Supplied data:

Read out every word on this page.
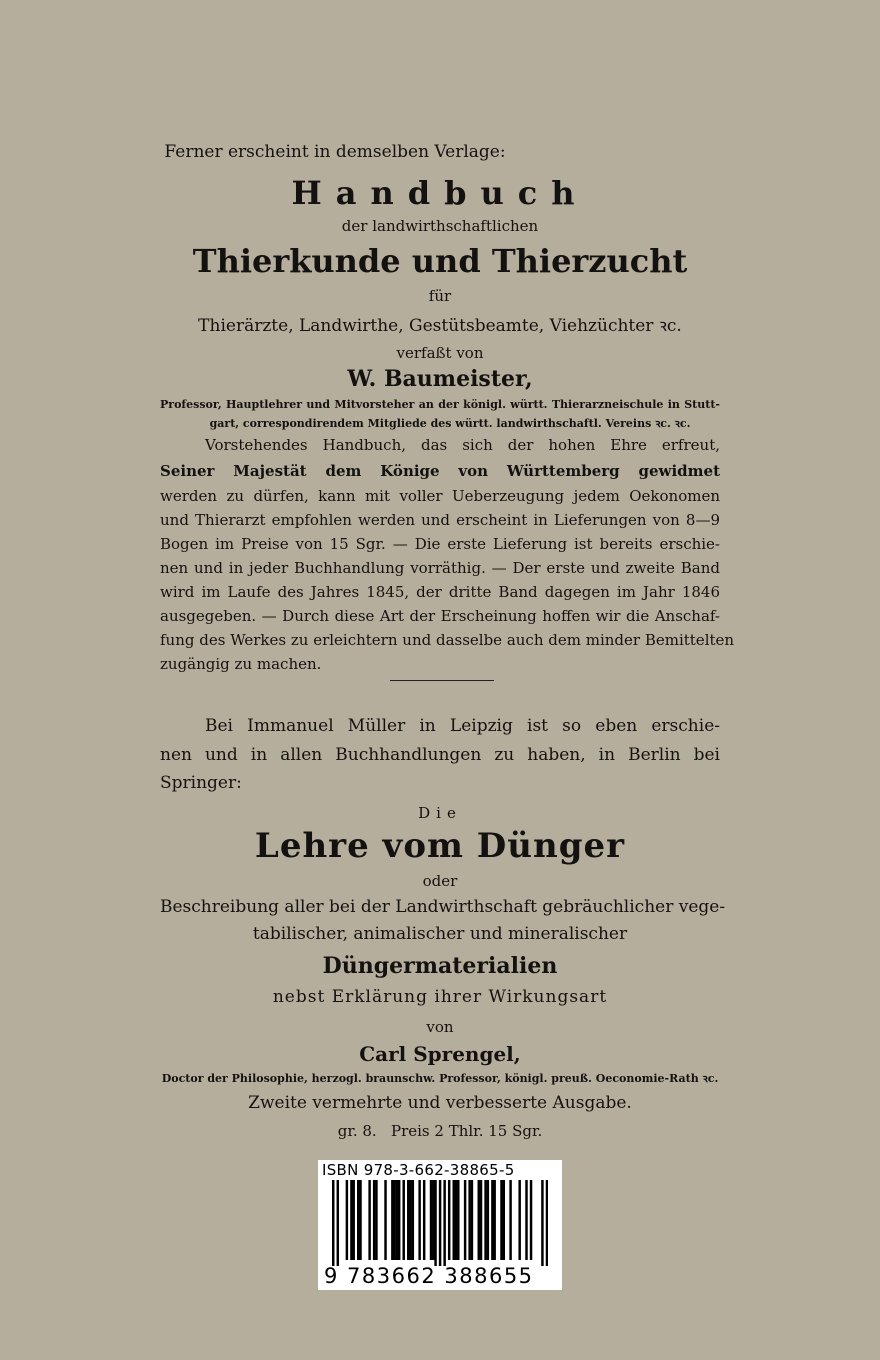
Ferner erscheint in demselben Verlage:
Handbuch
der landwirthschaftlichen
Thierkunde und Thierzucht
für
Thierärzte, Landwirthe, Gestütsbeamte, Viehzüchter ꝛc.
verfaßt von
W. Baumeister,
Professor, Hauptlehrer und Mitvorsteher an der königl. württ. Thierarzneischule in Stutt-
gart, correspondirendem Mitgliede des württ. landwirthschaftl. Vereins ꝛc. ꝛc.
Vorstehendes Handbuch, das sich der hohen Ehre erfreut,
Seiner Majestät dem Könige von Württemberg gewidmet
werden zu dürfen, kann mit voller Ueberzeugung jedem Oekonomen
und Thierarzt empfohlen werden und erscheint in Lieferungen von 8—9
Bogen im Preise von 15 Sgr. — Die erste Lieferung ist bereits erschie-
nen und in jeder Buchhandlung vorräthig. — Der erste und zweite Band
wird im Laufe des Jahres 1845, der dritte Band dagegen im Jahr 1846
ausgegeben. — Durch diese Art der Erscheinung hoffen wir die Anschaf-
fung des Werkes zu erleichtern und dasselbe auch dem minder Bemittelten
zugängig zu machen.
Bei Immanuel Müller in Leipzig ist so eben erschie-
nen und in allen Buchhandlungen zu haben, in Berlin bei
Springer:
Die
Lehre vom Dünger
oder
Beschreibung aller bei der Landwirthschaft gebräuchlicher vege-
tabilischer, animalischer und mineralischer
Düngermaterialien
nebst Erklärung ihrer Wirkungsart
von
Carl Sprengel,
Doctor der Philosophie, herzogl. braunschw. Professor, königl. preuß. Oeconomie-Rath ꝛc.
Zweite vermehrte und verbesserte Ausgabe.
gr. 8.   Preis 2 Thlr. 15 Sgr.
ISBN 978-3-662-38865-5
9 783662 388655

Aim: Pictures don't belong in the copy. Transcribe every record exactly as it appears.

Solution below:
Read out every word on this page.
Ferner erscheint in demselben Verlage:
Handbuch
der landwirthschaftlichen
Thierkunde und Thierzucht
für
Thierärzte, Landwirthe, Gestütsbeamte, Viehzüchter ꝛc.
verfaßt von
W. Baumeister,
Professor, Hauptlehrer und Mitvorsteher an der königl. württ. Thierarzneischule in Stutt-
gart, correspondirendem Mitgliede des württ. landwirthschaftl. Vereins ꝛc. ꝛc.
Vorstehendes Handbuch, das sich der hohen Ehre erfreut,
Seiner Majestät dem Könige von Württemberg gewidmet
werden zu dürfen, kann mit voller Ueberzeugung jedem Oekonomen
und Thierarzt empfohlen werden und erscheint in Lieferungen von 8—9
Bogen im Preise von 15 Sgr. — Die erste Lieferung ist bereits erschie-
nen und in jeder Buchhandlung vorräthig. — Der erste und zweite Band
wird im Laufe des Jahres 1845, der dritte Band dagegen im Jahr 1846
ausgegeben. — Durch diese Art der Erscheinung hoffen wir die Anschaf-
fung des Werkes zu erleichtern und dasselbe auch dem minder Bemittelten
zugängig zu machen.
Bei Immanuel Müller in Leipzig ist so eben erschie-
nen und in allen Buchhandlungen zu haben, in Berlin bei
Springer:
Die
Lehre vom Dünger
oder
Beschreibung aller bei der Landwirthschaft gebräuchlicher vege-
tabilischer, animalischer und mineralischer
Düngermaterialien
nebst Erklärung ihrer Wirkungsart
von
Carl Sprengel,
Doctor der Philosophie, herzogl. braunschw. Professor, königl. preuß. Oeconomie-Rath ꝛc.
Zweite vermehrte und verbesserte Ausgabe.
gr. 8.   Preis 2 Thlr. 15 Sgr.
ISBN 978-3-662-38865-5
9 783662 388655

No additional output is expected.